SET PROBLEM » Each line containing the word "date" should be found and copied.

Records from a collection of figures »
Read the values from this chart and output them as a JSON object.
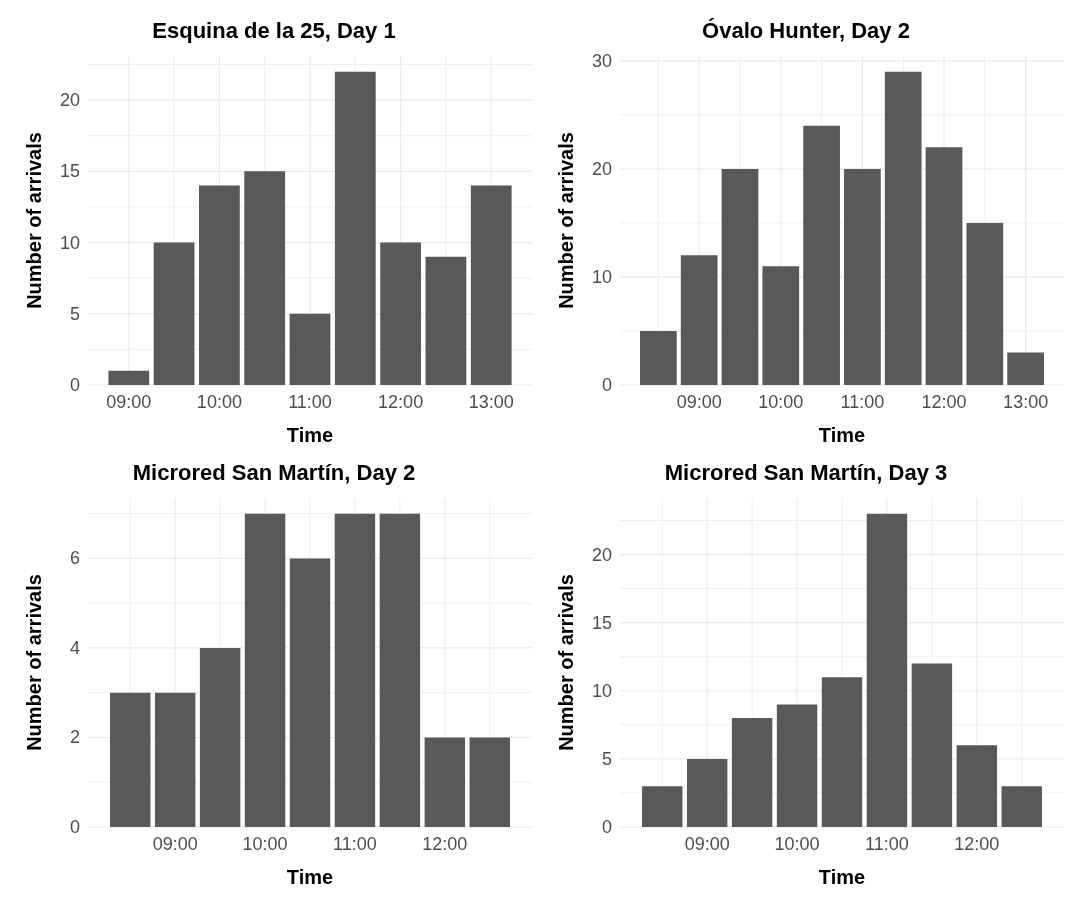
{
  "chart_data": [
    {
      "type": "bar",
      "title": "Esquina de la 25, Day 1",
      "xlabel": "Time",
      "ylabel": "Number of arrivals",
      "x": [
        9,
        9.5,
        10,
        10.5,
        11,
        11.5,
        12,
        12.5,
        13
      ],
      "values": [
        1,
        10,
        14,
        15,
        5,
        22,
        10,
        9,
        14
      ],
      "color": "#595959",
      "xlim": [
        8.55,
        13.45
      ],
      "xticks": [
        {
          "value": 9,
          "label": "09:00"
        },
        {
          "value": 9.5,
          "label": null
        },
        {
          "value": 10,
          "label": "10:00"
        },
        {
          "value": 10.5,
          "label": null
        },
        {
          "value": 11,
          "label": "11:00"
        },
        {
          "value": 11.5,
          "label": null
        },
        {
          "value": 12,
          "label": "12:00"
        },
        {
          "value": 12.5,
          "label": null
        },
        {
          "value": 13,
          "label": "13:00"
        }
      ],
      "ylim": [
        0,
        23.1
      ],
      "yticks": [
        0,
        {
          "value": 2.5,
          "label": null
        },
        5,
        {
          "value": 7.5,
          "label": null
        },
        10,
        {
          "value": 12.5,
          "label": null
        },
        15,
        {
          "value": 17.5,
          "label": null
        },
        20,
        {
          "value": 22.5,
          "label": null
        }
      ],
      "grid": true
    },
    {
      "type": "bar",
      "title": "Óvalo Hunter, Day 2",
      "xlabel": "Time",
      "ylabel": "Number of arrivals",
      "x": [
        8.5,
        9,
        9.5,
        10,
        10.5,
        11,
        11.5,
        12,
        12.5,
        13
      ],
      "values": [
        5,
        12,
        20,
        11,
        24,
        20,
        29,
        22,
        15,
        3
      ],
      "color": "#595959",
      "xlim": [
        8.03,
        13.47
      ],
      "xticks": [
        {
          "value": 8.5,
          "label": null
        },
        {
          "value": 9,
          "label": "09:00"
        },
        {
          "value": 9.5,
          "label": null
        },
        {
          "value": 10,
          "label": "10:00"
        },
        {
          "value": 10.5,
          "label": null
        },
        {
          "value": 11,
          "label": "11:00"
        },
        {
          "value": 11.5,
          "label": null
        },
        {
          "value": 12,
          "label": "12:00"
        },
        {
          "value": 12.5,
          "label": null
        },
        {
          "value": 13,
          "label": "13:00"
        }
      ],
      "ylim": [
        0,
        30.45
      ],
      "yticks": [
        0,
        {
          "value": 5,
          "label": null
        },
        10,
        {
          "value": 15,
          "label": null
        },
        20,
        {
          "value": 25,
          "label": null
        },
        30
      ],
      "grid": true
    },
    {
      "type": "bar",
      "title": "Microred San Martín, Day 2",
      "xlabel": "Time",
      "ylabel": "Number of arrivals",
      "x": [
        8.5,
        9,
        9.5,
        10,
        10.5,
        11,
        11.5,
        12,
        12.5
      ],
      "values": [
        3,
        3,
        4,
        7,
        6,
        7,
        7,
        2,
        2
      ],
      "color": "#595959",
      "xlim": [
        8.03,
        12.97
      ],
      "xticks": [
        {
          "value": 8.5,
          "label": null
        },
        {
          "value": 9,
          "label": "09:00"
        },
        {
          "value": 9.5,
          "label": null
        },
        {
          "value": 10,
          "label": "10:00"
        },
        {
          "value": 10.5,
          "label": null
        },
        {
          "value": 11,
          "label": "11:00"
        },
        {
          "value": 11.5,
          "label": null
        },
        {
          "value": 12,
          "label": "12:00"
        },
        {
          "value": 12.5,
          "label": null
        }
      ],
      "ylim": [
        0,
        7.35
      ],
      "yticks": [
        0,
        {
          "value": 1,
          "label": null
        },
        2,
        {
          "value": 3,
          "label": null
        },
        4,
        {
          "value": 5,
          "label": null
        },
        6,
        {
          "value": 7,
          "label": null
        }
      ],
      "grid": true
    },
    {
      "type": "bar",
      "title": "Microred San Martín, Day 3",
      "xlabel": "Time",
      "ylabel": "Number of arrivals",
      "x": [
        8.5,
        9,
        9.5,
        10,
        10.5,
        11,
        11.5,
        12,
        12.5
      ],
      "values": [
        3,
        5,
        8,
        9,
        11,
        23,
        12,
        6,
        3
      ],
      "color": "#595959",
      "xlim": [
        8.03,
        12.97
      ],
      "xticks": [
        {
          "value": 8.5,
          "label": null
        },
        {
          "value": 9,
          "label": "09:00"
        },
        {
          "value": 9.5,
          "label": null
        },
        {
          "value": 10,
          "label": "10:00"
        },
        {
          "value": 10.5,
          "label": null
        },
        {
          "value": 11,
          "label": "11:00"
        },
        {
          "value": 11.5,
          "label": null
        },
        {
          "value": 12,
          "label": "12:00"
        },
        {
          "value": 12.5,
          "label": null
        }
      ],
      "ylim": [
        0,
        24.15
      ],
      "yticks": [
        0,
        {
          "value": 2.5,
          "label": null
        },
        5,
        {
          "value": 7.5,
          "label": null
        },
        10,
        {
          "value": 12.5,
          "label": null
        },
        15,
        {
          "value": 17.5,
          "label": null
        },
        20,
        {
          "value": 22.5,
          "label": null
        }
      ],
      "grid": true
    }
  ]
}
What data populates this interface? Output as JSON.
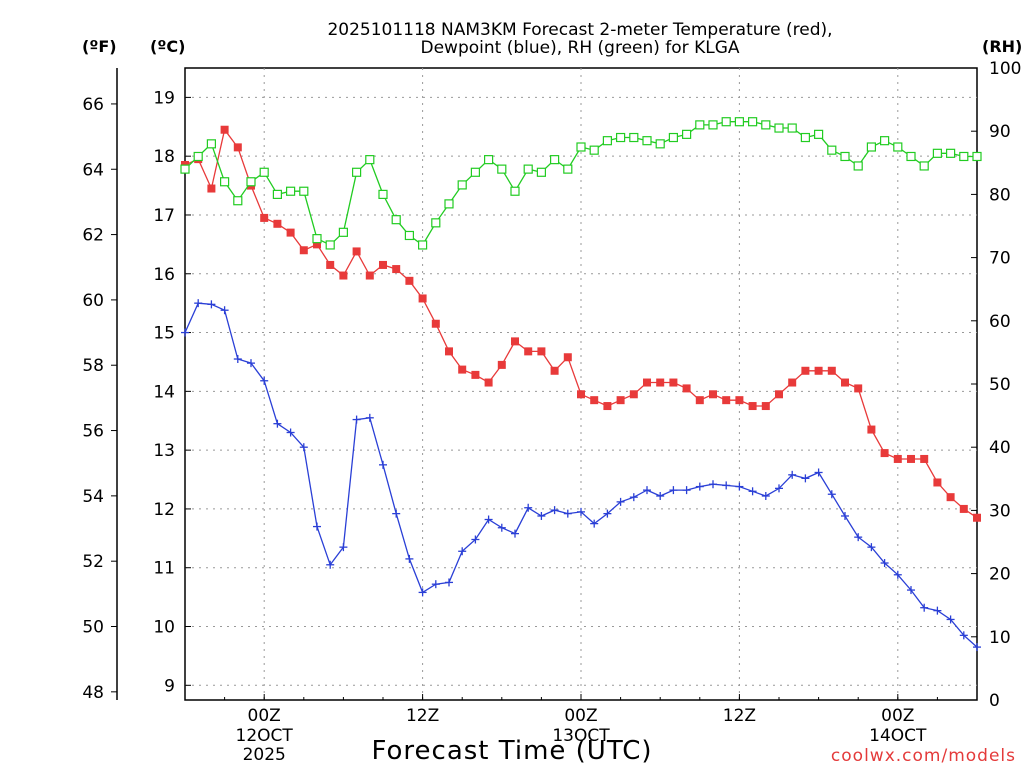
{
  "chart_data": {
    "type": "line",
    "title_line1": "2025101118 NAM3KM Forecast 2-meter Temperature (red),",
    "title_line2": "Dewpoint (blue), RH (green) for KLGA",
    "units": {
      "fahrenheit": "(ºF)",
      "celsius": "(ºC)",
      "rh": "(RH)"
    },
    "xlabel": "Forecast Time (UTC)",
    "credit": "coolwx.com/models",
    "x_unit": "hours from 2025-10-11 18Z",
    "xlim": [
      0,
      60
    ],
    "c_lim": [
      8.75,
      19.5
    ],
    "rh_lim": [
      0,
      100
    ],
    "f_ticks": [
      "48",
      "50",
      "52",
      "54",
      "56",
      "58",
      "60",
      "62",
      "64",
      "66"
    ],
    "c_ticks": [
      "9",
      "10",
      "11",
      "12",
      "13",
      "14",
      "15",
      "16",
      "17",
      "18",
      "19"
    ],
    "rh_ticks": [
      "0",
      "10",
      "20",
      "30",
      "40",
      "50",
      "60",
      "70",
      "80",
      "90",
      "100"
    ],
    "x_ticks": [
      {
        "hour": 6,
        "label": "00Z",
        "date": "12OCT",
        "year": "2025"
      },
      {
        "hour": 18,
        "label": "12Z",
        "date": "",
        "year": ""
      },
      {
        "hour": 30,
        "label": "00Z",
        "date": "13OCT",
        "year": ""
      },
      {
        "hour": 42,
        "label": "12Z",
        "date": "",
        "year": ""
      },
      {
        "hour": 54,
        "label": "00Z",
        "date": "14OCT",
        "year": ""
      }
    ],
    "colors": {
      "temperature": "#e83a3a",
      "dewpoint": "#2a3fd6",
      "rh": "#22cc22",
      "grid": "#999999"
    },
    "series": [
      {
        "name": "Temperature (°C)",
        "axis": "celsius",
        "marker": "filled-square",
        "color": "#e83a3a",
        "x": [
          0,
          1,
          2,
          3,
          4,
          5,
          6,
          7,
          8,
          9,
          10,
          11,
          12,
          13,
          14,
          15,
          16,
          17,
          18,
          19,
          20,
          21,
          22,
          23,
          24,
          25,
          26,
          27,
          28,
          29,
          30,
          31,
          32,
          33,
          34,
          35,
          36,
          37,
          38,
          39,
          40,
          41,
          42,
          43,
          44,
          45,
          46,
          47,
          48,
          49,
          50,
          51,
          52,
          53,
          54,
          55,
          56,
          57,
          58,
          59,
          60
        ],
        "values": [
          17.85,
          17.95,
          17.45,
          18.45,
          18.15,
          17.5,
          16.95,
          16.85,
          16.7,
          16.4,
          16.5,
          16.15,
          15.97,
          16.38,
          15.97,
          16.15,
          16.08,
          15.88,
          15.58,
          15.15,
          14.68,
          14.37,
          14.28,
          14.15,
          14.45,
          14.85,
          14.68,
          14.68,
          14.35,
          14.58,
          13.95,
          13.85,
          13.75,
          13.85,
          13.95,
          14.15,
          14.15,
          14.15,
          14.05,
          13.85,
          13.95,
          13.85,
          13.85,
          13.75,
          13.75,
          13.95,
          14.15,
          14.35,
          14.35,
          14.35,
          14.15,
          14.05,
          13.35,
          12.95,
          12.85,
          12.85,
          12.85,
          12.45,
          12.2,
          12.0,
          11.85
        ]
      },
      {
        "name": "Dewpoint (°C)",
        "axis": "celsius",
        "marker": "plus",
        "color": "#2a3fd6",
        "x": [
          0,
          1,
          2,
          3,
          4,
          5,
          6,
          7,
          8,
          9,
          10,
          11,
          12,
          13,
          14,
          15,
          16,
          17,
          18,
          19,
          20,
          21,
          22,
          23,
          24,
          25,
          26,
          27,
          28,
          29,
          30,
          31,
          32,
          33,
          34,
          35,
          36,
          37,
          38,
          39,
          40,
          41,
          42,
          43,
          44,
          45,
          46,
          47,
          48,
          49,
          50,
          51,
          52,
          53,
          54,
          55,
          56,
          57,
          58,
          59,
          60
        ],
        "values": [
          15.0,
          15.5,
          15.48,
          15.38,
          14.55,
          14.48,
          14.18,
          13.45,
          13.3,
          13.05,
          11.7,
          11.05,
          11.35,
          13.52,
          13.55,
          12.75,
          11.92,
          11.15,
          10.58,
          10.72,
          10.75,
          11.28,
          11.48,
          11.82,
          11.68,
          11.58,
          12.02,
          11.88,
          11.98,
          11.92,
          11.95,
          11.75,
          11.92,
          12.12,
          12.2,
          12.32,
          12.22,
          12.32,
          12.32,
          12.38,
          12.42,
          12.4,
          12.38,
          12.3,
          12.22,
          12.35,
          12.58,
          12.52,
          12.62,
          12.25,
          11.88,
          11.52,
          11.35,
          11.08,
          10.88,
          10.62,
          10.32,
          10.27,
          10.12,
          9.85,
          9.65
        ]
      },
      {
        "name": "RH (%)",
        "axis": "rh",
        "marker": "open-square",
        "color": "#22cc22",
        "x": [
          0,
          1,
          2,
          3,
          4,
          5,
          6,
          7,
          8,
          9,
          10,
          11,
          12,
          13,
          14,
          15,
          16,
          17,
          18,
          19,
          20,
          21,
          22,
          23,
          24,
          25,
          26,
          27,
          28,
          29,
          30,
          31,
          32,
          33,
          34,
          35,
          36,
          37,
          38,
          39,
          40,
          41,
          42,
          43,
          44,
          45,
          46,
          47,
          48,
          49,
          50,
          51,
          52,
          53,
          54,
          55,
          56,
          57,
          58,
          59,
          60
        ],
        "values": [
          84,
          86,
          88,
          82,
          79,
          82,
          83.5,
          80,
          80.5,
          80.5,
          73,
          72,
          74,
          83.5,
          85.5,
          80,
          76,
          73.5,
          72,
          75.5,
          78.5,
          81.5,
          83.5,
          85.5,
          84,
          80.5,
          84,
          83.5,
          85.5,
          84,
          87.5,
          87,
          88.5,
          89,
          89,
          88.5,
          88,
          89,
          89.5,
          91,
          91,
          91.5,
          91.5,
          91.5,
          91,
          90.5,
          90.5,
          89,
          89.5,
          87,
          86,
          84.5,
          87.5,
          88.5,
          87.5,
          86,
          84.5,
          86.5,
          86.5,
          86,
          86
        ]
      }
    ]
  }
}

THE RESULT »
        "date": "12OCT",
        "date": "",
        "date": "13OCT",
        "date": "",
        "date": "14OCT",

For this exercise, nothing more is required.